[Source records]
-- begin --
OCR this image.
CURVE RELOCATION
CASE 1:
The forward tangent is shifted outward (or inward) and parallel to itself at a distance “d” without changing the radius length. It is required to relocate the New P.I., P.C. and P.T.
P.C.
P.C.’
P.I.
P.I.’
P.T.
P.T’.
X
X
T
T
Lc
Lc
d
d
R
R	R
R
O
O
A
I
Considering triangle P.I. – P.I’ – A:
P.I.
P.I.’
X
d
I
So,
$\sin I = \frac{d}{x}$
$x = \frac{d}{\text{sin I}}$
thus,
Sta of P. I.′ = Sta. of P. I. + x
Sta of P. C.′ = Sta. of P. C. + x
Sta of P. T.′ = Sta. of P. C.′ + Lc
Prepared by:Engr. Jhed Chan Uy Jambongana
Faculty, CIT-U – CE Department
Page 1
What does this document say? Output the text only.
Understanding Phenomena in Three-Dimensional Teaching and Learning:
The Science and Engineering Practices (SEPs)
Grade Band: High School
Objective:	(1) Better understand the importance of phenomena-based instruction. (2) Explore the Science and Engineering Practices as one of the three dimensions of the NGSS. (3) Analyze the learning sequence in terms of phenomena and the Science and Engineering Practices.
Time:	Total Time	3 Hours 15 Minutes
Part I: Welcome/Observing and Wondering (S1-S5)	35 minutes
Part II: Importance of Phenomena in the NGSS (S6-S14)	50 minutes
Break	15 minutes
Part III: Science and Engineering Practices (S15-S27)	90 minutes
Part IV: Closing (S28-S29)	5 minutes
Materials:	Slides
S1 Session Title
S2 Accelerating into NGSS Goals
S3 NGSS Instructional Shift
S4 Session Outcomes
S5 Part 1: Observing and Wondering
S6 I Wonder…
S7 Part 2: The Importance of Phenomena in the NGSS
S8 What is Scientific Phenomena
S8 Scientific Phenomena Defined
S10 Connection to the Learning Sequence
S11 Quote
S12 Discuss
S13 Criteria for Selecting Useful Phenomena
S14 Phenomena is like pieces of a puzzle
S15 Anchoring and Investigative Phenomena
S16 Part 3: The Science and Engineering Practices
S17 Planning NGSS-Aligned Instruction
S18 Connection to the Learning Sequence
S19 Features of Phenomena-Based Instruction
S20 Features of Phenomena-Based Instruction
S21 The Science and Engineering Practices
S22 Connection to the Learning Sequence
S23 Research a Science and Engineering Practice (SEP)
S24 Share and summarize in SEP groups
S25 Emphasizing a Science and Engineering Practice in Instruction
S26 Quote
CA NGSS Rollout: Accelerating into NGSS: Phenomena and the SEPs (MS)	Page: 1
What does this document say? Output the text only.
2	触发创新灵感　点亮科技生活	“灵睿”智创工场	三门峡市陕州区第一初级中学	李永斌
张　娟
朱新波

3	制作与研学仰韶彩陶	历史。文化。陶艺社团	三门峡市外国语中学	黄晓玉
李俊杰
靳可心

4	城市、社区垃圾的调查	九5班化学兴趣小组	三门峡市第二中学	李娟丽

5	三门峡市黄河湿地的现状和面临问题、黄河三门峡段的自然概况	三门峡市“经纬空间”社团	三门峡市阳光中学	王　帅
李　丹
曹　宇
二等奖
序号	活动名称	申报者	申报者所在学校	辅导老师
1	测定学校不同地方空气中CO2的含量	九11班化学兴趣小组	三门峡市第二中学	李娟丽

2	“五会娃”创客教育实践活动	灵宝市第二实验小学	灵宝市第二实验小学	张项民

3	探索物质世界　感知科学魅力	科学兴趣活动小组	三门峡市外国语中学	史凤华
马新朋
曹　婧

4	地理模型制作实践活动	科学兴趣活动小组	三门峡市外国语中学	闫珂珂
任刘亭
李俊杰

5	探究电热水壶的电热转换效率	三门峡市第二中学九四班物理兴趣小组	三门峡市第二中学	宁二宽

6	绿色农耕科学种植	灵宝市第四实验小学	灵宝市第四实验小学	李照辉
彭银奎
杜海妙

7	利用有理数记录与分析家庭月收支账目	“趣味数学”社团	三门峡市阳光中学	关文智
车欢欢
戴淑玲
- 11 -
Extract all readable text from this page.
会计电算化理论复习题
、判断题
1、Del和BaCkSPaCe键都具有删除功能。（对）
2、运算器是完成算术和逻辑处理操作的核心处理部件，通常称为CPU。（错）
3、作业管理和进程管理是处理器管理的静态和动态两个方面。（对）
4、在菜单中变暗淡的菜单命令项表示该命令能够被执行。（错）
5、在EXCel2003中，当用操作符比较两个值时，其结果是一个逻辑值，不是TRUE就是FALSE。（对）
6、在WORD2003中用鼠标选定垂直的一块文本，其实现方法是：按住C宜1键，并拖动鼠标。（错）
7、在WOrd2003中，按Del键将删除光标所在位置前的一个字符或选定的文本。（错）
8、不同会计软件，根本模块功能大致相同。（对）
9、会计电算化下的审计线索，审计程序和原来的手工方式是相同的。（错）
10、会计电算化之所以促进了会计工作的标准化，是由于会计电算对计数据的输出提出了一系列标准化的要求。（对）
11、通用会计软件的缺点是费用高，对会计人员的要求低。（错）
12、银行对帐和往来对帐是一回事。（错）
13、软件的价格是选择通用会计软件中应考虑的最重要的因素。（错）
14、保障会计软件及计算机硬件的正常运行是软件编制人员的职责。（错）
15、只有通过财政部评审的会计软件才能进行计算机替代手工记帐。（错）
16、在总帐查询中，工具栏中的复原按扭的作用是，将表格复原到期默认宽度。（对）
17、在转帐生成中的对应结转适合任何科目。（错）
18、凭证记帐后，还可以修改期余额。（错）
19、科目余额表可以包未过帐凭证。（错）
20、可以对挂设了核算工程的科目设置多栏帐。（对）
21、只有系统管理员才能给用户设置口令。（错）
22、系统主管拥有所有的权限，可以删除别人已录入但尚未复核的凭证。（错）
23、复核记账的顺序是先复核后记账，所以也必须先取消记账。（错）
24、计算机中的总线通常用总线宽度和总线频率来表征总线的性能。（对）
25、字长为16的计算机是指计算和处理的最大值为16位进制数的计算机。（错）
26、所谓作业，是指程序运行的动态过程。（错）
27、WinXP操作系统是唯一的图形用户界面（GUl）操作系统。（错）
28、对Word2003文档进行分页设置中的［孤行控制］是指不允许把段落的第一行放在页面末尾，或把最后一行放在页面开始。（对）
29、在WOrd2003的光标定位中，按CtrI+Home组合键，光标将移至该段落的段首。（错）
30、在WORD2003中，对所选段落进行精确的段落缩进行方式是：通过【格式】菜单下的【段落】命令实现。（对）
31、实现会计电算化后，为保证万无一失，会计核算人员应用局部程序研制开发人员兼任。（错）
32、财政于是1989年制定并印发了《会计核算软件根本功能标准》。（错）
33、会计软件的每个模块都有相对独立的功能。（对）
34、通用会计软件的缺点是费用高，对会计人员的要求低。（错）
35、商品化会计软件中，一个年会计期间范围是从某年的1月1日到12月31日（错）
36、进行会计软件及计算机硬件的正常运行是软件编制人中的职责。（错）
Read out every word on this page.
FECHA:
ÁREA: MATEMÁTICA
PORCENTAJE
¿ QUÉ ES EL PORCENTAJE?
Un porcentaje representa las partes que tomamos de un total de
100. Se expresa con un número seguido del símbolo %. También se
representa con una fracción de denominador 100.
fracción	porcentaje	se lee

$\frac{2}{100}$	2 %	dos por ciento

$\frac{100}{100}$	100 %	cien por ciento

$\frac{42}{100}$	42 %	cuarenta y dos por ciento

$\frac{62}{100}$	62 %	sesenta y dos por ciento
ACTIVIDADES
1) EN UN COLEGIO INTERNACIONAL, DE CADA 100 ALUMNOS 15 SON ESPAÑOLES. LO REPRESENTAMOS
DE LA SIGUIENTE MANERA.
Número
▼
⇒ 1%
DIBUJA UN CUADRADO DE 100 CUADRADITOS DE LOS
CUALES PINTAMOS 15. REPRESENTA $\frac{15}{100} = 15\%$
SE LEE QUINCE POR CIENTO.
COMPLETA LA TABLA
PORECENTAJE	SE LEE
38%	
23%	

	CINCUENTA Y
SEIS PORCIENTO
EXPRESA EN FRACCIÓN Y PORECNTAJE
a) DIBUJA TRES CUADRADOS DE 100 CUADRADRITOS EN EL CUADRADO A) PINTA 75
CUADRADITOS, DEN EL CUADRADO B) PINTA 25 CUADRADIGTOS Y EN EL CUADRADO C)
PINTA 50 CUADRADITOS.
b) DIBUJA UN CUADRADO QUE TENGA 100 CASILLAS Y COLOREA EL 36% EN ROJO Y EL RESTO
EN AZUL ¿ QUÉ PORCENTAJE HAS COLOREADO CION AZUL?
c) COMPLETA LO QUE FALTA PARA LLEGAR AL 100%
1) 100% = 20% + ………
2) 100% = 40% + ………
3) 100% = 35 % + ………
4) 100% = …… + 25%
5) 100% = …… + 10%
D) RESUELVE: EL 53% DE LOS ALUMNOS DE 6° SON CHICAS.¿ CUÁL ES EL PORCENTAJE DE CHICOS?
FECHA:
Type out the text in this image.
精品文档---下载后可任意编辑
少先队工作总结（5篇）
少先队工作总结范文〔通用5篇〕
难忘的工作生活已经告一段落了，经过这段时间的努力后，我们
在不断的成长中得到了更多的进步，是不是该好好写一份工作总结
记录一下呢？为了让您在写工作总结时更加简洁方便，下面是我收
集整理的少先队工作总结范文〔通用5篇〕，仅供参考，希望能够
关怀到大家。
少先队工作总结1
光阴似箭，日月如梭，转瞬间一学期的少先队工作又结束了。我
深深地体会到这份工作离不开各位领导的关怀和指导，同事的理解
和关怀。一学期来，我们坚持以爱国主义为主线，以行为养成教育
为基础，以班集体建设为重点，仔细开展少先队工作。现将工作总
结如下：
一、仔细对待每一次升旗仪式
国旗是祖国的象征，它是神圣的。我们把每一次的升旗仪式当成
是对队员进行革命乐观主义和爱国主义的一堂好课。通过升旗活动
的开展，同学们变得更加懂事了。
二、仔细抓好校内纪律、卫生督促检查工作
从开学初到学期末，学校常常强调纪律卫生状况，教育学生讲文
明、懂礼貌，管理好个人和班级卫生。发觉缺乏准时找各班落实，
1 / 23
-- end --
Find how many lines hold the string "Observing", and state that number alone.

2